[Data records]
____
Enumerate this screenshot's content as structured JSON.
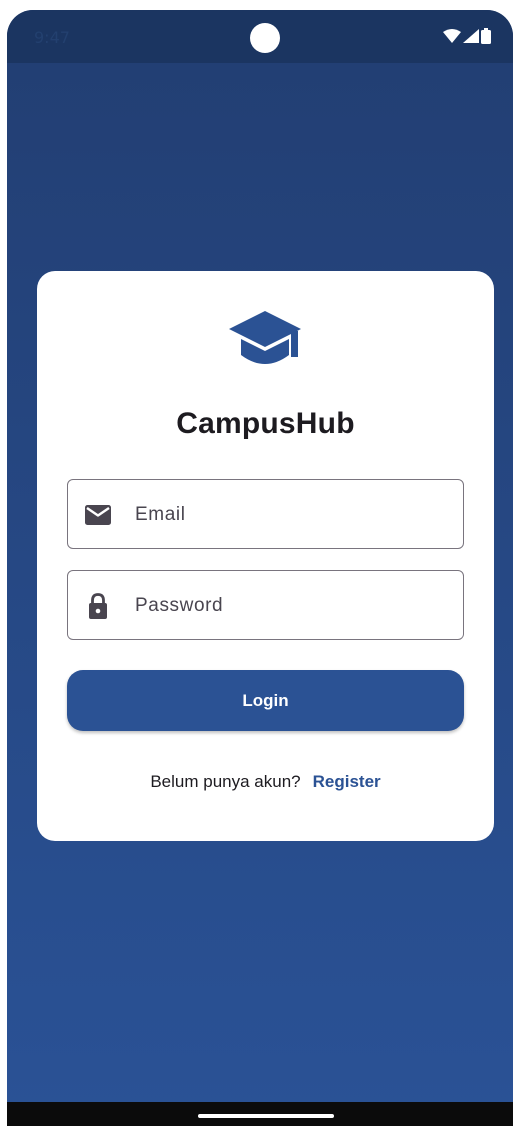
{
  "status_bar": {
    "time": "9:47",
    "icons": [
      "wifi-icon",
      "signal-icon",
      "battery-icon"
    ]
  },
  "app": {
    "name": "CampusHub",
    "logo_icon": "graduation-cap-icon"
  },
  "form": {
    "email": {
      "label": "Email",
      "icon": "mail-icon"
    },
    "password": {
      "label": "Password",
      "icon": "lock-icon"
    },
    "login_label": "Login"
  },
  "register": {
    "prompt": "Belum punya akun?",
    "link_label": "Register"
  },
  "colors": {
    "primary": "#2b5294",
    "background_top": "#223e72",
    "background_bottom": "#2a5296",
    "card": "#ffffff"
  }
}
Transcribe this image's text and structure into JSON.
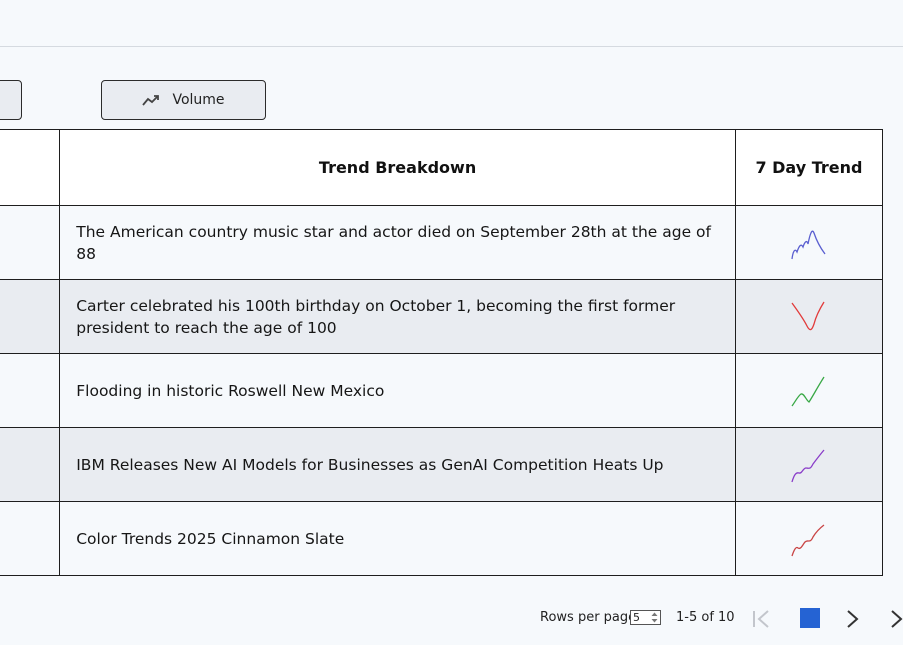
{
  "buttons": {
    "volume_label": "Volume",
    "volume_icon": "trending-up-icon"
  },
  "table": {
    "headers": {
      "breakdown": "Trend Breakdown",
      "trend": "7 Day Trend"
    },
    "rows": [
      {
        "breakdown": "The American country music star and actor died on September 28th at the age of 88",
        "trend_color": "#5a5fd0",
        "trend_icon": "sparkline-icon"
      },
      {
        "breakdown": "Carter celebrated his 100th birthday on October 1, becoming the first former president to reach the age of 100",
        "trend_color": "#e23b3b",
        "trend_icon": "sparkline-icon"
      },
      {
        "breakdown": "Flooding in historic Roswell New Mexico",
        "trend_color": "#38a845",
        "trend_icon": "sparkline-icon"
      },
      {
        "breakdown": "IBM Releases New AI Models for Businesses as GenAI Competition Heats Up",
        "trend_color": "#8a3dc9",
        "trend_icon": "sparkline-icon"
      },
      {
        "breakdown": "Color Trends 2025 Cinnamon Slate",
        "trend_color": "#c94545",
        "trend_icon": "sparkline-icon"
      }
    ]
  },
  "pagination": {
    "rows_per_page_label": "Rows per page",
    "rows_per_page_value": "5",
    "range_text": "1-5 of 10",
    "accent_color": "#2563d3"
  }
}
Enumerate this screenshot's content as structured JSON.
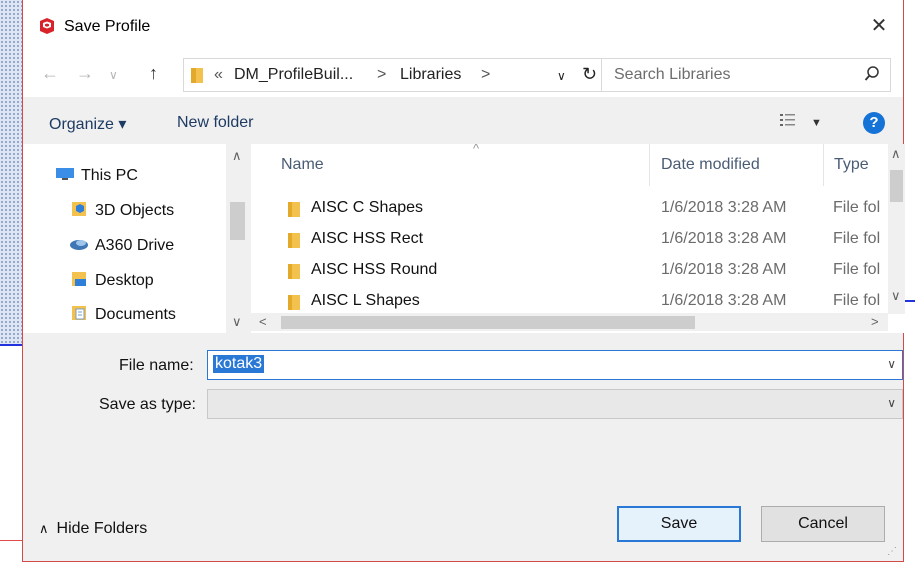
{
  "window": {
    "title": "Save Profile"
  },
  "nav": {
    "breadcrumb": [
      "«",
      "DM_ProfileBuil...",
      ">",
      "Libraries",
      ">"
    ],
    "search_placeholder": "Search Libraries"
  },
  "toolbar": {
    "organize_label": "Organize ▾",
    "new_folder_label": "New folder"
  },
  "tree": {
    "items": [
      {
        "label": "This PC",
        "icon": "this-pc-icon"
      },
      {
        "label": "3D Objects",
        "icon": "3d-objects-icon"
      },
      {
        "label": "A360 Drive",
        "icon": "a360-drive-icon"
      },
      {
        "label": "Desktop",
        "icon": "desktop-folder-icon"
      },
      {
        "label": "Documents",
        "icon": "documents-folder-icon"
      }
    ]
  },
  "file_list": {
    "columns": [
      "Name",
      "Date modified",
      "Type"
    ],
    "rows": [
      {
        "name": "AISC C Shapes",
        "date": "1/6/2018 3:28 AM",
        "type": "File fol"
      },
      {
        "name": "AISC HSS Rect",
        "date": "1/6/2018 3:28 AM",
        "type": "File fol"
      },
      {
        "name": "AISC HSS Round",
        "date": "1/6/2018 3:28 AM",
        "type": "File fol"
      },
      {
        "name": "AISC L Shapes",
        "date": "1/6/2018 3:28 AM",
        "type": "File fol"
      }
    ]
  },
  "form": {
    "file_name_label": "File name:",
    "file_name_value": "kotak3",
    "save_as_type_label": "Save as type:",
    "save_as_type_value": ""
  },
  "footer": {
    "hide_folders_label": "Hide Folders",
    "save_label": "Save",
    "cancel_label": "Cancel"
  },
  "colors": {
    "accent": "#2a78d6",
    "help": "#1572d6",
    "folder": "#f2c14e",
    "app_icon": "#d8232a"
  }
}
____
What you should do
Generate a word-for-word copy of the preceding records, excluding all pictures.

Worked answer
Enumerate this screenshot's content as structured JSON.
{
  "status_bar": {
    "time": "9:47",
    "icons": [
      "wifi-icon",
      "signal-icon",
      "battery-icon"
    ]
  },
  "app": {
    "name": "CampusHub",
    "logo_icon": "graduation-cap-icon"
  },
  "form": {
    "email": {
      "label": "Email",
      "icon": "mail-icon"
    },
    "password": {
      "label": "Password",
      "icon": "lock-icon"
    },
    "login_label": "Login"
  },
  "register": {
    "prompt": "Belum punya akun?",
    "link_label": "Register"
  },
  "colors": {
    "primary": "#2b5294",
    "background_top": "#223e72",
    "background_bottom": "#2a5296",
    "card": "#ffffff"
  }
}
Transcribe this image's text and structure into JSON.
{
  "buttons": {
    "volume_label": "Volume",
    "volume_icon": "trending-up-icon"
  },
  "table": {
    "headers": {
      "breakdown": "Trend Breakdown",
      "trend": "7 Day Trend"
    },
    "rows": [
      {
        "breakdown": "The American country music star and actor died on September 28th at the age of 88",
        "trend_color": "#5a5fd0",
        "trend_icon": "sparkline-icon"
      },
      {
        "breakdown": "Carter celebrated his 100th birthday on October 1, becoming the first former president to reach the age of 100",
        "trend_color": "#e23b3b",
        "trend_icon": "sparkline-icon"
      },
      {
        "breakdown": "Flooding in historic Roswell New Mexico",
        "trend_color": "#38a845",
        "trend_icon": "sparkline-icon"
      },
      {
        "breakdown": "IBM Releases New AI Models for Businesses as GenAI Competition Heats Up",
        "trend_color": "#8a3dc9",
        "trend_icon": "sparkline-icon"
      },
      {
        "breakdown": "Color Trends 2025 Cinnamon Slate",
        "trend_color": "#c94545",
        "trend_icon": "sparkline-icon"
      }
    ]
  },
  "pagination": {
    "rows_per_page_label": "Rows per page",
    "rows_per_page_value": "5",
    "range_text": "1-5 of 10",
    "accent_color": "#2563d3"
  }
}
Enumerate this screenshot's content as structured JSON.
{
  "window": {
    "title": "Save Profile"
  },
  "nav": {
    "breadcrumb": [
      "«",
      "DM_ProfileBuil...",
      ">",
      "Libraries",
      ">"
    ],
    "search_placeholder": "Search Libraries"
  },
  "toolbar": {
    "organize_label": "Organize ▾",
    "new_folder_label": "New folder"
  },
  "tree": {
    "items": [
      {
        "label": "This PC",
        "icon": "this-pc-icon"
      },
      {
        "label": "3D Objects",
        "icon": "3d-objects-icon"
      },
      {
        "label": "A360 Drive",
        "icon": "a360-drive-icon"
      },
      {
        "label": "Desktop",
        "icon": "desktop-folder-icon"
      },
      {
        "label": "Documents",
        "icon": "documents-folder-icon"
      }
    ]
  },
  "file_list": {
    "columns": [
      "Name",
      "Date modified",
      "Type"
    ],
    "rows": [
      {
        "name": "AISC C Shapes",
        "date": "1/6/2018 3:28 AM",
        "type": "File fol"
      },
      {
        "name": "AISC HSS Rect",
        "date": "1/6/2018 3:28 AM",
        "type": "File fol"
      },
      {
        "name": "AISC HSS Round",
        "date": "1/6/2018 3:28 AM",
        "type": "File fol"
      },
      {
        "name": "AISC L Shapes",
        "date": "1/6/2018 3:28 AM",
        "type": "File fol"
      }
    ]
  },
  "form": {
    "file_name_label": "File name:",
    "file_name_value": "kotak3",
    "save_as_type_label": "Save as type:",
    "save_as_type_value": ""
  },
  "footer": {
    "hide_folders_label": "Hide Folders",
    "save_label": "Save",
    "cancel_label": "Cancel"
  },
  "colors": {
    "accent": "#2a78d6",
    "help": "#1572d6",
    "folder": "#f2c14e",
    "app_icon": "#d8232a"
  }
}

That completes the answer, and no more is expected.